--- Begin ---

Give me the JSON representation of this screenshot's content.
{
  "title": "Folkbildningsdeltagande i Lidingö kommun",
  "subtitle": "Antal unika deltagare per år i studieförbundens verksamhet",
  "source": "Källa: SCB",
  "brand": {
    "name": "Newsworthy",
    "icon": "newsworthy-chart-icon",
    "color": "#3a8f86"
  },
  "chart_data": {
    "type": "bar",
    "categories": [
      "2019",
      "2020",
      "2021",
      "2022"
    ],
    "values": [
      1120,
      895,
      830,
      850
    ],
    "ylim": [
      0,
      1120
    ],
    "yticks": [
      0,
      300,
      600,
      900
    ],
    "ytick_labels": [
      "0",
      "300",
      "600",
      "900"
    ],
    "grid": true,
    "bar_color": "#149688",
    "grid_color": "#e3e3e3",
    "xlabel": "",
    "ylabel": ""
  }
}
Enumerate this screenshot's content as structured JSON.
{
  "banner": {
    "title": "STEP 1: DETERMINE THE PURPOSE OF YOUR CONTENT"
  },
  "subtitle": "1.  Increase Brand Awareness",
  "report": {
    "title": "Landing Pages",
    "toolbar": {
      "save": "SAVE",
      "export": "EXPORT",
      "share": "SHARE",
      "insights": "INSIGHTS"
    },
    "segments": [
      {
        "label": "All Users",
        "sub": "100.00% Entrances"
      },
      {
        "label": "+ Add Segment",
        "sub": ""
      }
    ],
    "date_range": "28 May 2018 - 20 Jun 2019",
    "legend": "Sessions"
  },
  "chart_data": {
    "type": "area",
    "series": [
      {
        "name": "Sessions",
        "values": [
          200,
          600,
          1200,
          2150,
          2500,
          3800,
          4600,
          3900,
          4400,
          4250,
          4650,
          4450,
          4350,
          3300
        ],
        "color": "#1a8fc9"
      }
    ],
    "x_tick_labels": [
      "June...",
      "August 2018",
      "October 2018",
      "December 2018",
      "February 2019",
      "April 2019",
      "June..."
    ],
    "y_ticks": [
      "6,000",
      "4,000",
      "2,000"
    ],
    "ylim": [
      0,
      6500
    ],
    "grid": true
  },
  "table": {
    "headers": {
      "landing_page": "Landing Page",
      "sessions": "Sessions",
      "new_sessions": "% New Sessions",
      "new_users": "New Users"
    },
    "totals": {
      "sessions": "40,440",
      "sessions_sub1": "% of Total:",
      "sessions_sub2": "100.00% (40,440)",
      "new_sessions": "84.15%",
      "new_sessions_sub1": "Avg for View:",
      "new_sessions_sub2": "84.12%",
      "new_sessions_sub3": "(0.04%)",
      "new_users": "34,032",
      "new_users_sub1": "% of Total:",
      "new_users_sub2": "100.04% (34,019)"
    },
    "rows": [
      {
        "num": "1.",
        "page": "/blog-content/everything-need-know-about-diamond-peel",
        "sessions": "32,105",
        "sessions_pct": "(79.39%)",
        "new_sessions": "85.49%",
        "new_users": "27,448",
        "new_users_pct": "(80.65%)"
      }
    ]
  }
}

--- End ---

• _OBJECTIVE_
Search the lines for "subtitle". Copy each line that has it.

• _FULL RESPONSE_
  "subtitle": "Antal unika deltagare per år i studieförbundens verksamhet",
  "subtitle": "1.  Increase Brand Awareness",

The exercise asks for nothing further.